* PROBLEM DESCRIPTION *
Set the data down again, exactly as it reads, but without the pictures.

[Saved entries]
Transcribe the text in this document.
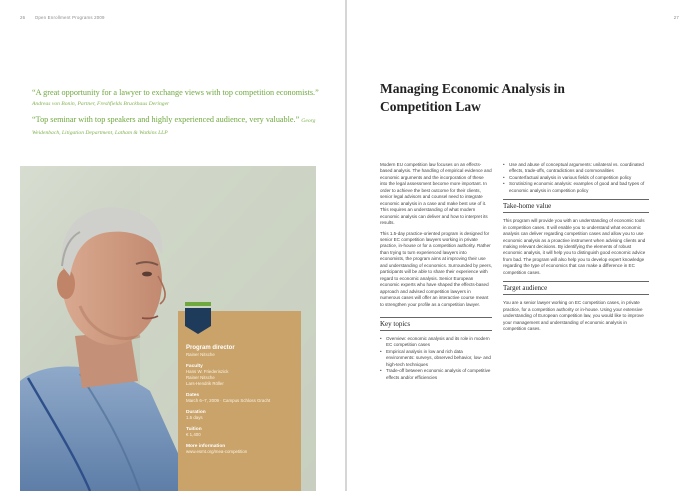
26 Open Enrollment Programs 2009
“A great opportunity for a lawyer to exchange views with top competition economists.” Andreas von Bonin, Partner, Freshfields Bruckhaus Deringer
“Top seminar with top speakers and highly experienced audience, very valuable.” Georg Weidenbach, Litigation Department, Latham & Watkins LLP
Program director
Rainer Nitsche
Faculty
Hans W. Friederiszick
Rainer Nitsche
Lars-Hendrik Röller
Dates
March 6–7, 2009 · Campus Schloss Gracht
Duration
1.5 days
Tuition
€ 1,400
More information
www.esmt.org/mea-competition
27
Managing Economic Analysis in Competition Law

Modern EU competition law focuses on an effects-based analysis. The handling of empirical evidence and economic arguments and the incorporation of these into the legal assessment become more important. In order to achieve the best outcome for their clients, senior legal advisors and counsel need to integrate economic analysis in a case and make best use of it. This requires an understanding of what modern economic analysis can deliver and how to interpret its results.

This 1.5-day practice-oriented program is designed for senior EC competition lawyers working in private practice, in-house or for a competition authority. Rather than trying to turn experienced lawyers into economists, the program aims at improving their use and understanding of economics. Surrounded by peers, participants will be able to share their experience with regard to economic analysis. Senior European economic experts who have shaped the effects-based approach and advised competition lawyers in numerous cases will offer an interactive course meant to strengthen your profile as a competition lawyer.

Key topics
• Overview: economic analysis and its role in modern EC competition cases
• Empirical analysis in low and rich data environments: surveys, observed behavior, low- and high-tech techniques
• Trade-off between economic analysis of competitive effects and/or efficiencies
• Use and abuse of conceptual arguments: unilateral vs. coordinated effects, trade-offs, contradictions and commonalities
• Counterfactual analysis in various fields of competition policy
• Scrutinizing economic analysis: examples of good and bad types of economic analysis in competition policy
Take-home value

This program will provide you with an understanding of economic tools in competition cases. It will enable you to understand what economic analysis can deliver regarding competition cases and allow you to use economic analysis as a proactive instrument when advising clients and making relevant decisions. By identifying the elements of robust economic analysis, it will help you to distinguish good economic advice from bad. The program will also help you to develop expert knowledge regarding the type of economics that can make a difference in EC competition cases.

Target audience

You are a senior lawyer working on EC competition cases, in private practice, for a competition authority or in-house. Using your extensive understanding of European competition law, you would like to improve your management and understanding of economic analysis in competition cases.
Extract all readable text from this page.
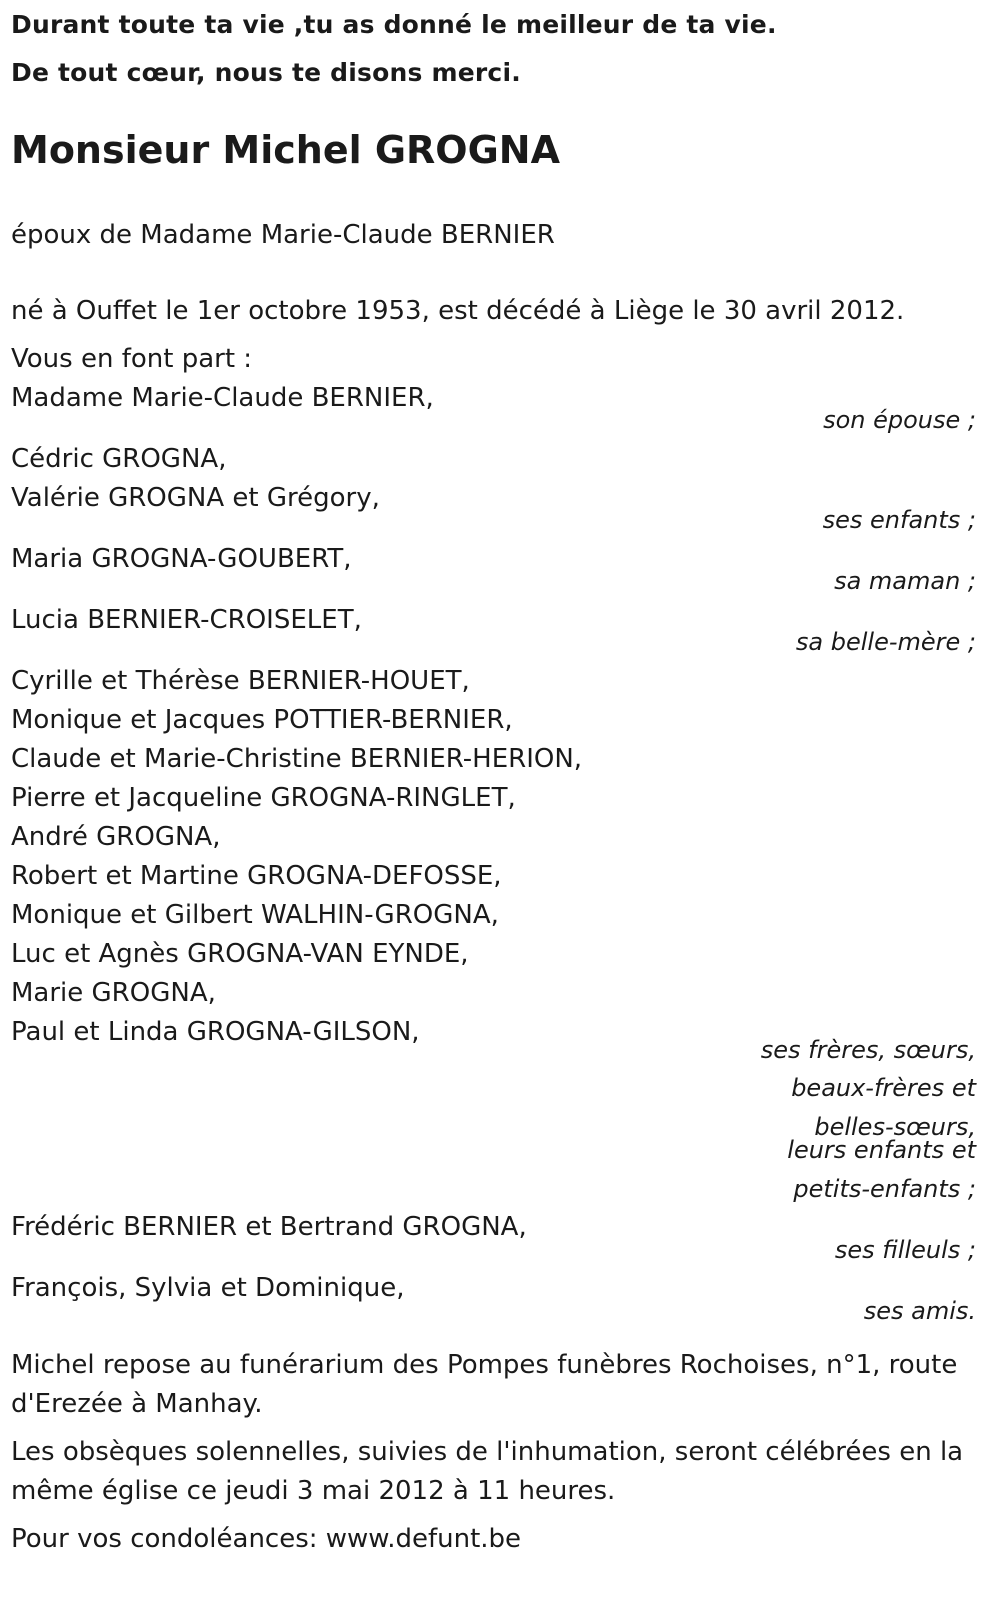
Durant toute ta vie ,tu as donné le meilleur de ta vie.
De tout cœur, nous te disons merci.
Monsieur Michel GROGNA
époux de Madame Marie-Claude BERNIER
né à Ouffet le 1er octobre 1953, est décédé à Liège le 30 avril 2012.
Vous en font part :
Madame Marie-Claude BERNIER,
son épouse ;
Cédric GROGNA,
Valérie GROGNA et Grégory,
ses enfants ;
Maria GROGNA-GOUBERT,
sa maman ;
Lucia BERNIER-CROISELET,
sa belle-mère ;
Cyrille et Thérèse BERNIER-HOUET,
Monique et Jacques POTTIER-BERNIER,
Claude et Marie-Christine BERNIER-HERION,
Pierre et Jacqueline GROGNA-RINGLET,
André GROGNA,
Robert et Martine GROGNA-DEFOSSE,
Monique et Gilbert WALHIN-GROGNA,
Luc et Agnès GROGNA-VAN EYNDE,
Marie GROGNA,
Paul et Linda GROGNA-GILSON,
ses frères, sœurs,
beaux-frères et
belles-sœurs,
leurs enfants et
petits-enfants ;
Frédéric BERNIER et Bertrand GROGNA,
ses filleuls ;
François, Sylvia et Dominique,
ses amis.
Michel repose au funérarium des Pompes funèbres Rochoises, n°1, route
d'Erezée à Manhay.
Les obsèques solennelles, suivies de l'inhumation, seront célébrées en la
même église ce jeudi 3 mai 2012 à 11 heures.
Pour vos condoléances: www.defunt.be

* OUTPUT BELOW *
Transcribe the text in this document.
26 Open Enrollment Programs 2009
“A great opportunity for a lawyer to exchange views with top competition economists.” Andreas von Bonin, Partner, Freshfields Bruckhaus Deringer
“Top seminar with top speakers and highly experienced audience, very valuable.” Georg Weidenbach, Litigation Department, Latham & Watkins LLP
Program director
Rainer Nitsche
Faculty
Hans W. Friederiszick
Rainer Nitsche
Lars-Hendrik Röller
Dates
March 6–7, 2009 · Campus Schloss Gracht
Duration
1.5 days
Tuition
€ 1,400
More information
www.esmt.org/mea-competition
27
Managing Economic Analysis in Competition Law

Modern EU competition law focuses on an effects-based analysis. The handling of empirical evidence and economic arguments and the incorporation of these into the legal assessment become more important. In order to achieve the best outcome for their clients, senior legal advisors and counsel need to integrate economic analysis in a case and make best use of it. This requires an understanding of what modern economic analysis can deliver and how to interpret its results.

This 1.5-day practice-oriented program is designed for senior EC competition lawyers working in private practice, in-house or for a competition authority. Rather than trying to turn experienced lawyers into economists, the program aims at improving their use and understanding of economics. Surrounded by peers, participants will be able to share their experience with regard to economic analysis. Senior European economic experts who have shaped the effects-based approach and advised competition lawyers in numerous cases will offer an interactive course meant to strengthen your profile as a competition lawyer.

Key topics
• Overview: economic analysis and its role in modern EC competition cases
• Empirical analysis in low and rich data environments: surveys, observed behavior, low- and high-tech techniques
• Trade-off between economic analysis of competitive effects and/or efficiencies
• Use and abuse of conceptual arguments: unilateral vs. coordinated effects, trade-offs, contradictions and commonalities
• Counterfactual analysis in various fields of competition policy
• Scrutinizing economic analysis: examples of good and bad types of economic analysis in competition policy
Take-home value

This program will provide you with an understanding of economic tools in competition cases. It will enable you to understand what economic analysis can deliver regarding competition cases and allow you to use economic analysis as a proactive instrument when advising clients and making relevant decisions. By identifying the elements of robust economic analysis, it will help you to distinguish good economic advice from bad. The program will also help you to develop expert knowledge regarding the type of economics that can make a difference in EC competition cases.

Target audience

You are a senior lawyer working on EC competition cases, in private practice, for a competition authority or in-house. Using your extensive understanding of European competition law, you would like to improve your management and understanding of economic analysis in competition cases.
Extract all readable text from this page.
Durant toute ta vie ,tu as donné le meilleur de ta vie.
De tout cœur, nous te disons merci.
Monsieur Michel GROGNA
époux de Madame Marie-Claude BERNIER
né à Ouffet le 1er octobre 1953, est décédé à Liège le 30 avril 2012.
Vous en font part :
Madame Marie-Claude BERNIER,
son épouse ;
Cédric GROGNA,
Valérie GROGNA et Grégory,
ses enfants ;
Maria GROGNA-GOUBERT,
sa maman ;
Lucia BERNIER-CROISELET,
sa belle-mère ;
Cyrille et Thérèse BERNIER-HOUET,
Monique et Jacques POTTIER-BERNIER,
Claude et Marie-Christine BERNIER-HERION,
Pierre et Jacqueline GROGNA-RINGLET,
André GROGNA,
Robert et Martine GROGNA-DEFOSSE,
Monique et Gilbert WALHIN-GROGNA,
Luc et Agnès GROGNA-VAN EYNDE,
Marie GROGNA,
Paul et Linda GROGNA-GILSON,
ses frères, sœurs,
beaux-frères et
belles-sœurs,
leurs enfants et
petits-enfants ;
Frédéric BERNIER et Bertrand GROGNA,
ses filleuls ;
François, Sylvia et Dominique,
ses amis.
Michel repose au funérarium des Pompes funèbres Rochoises, n°1, route
d'Erezée à Manhay.
Les obsèques solennelles, suivies de l'inhumation, seront célébrées en la
même église ce jeudi 3 mai 2012 à 11 heures.
Pour vos condoléances: www.defunt.be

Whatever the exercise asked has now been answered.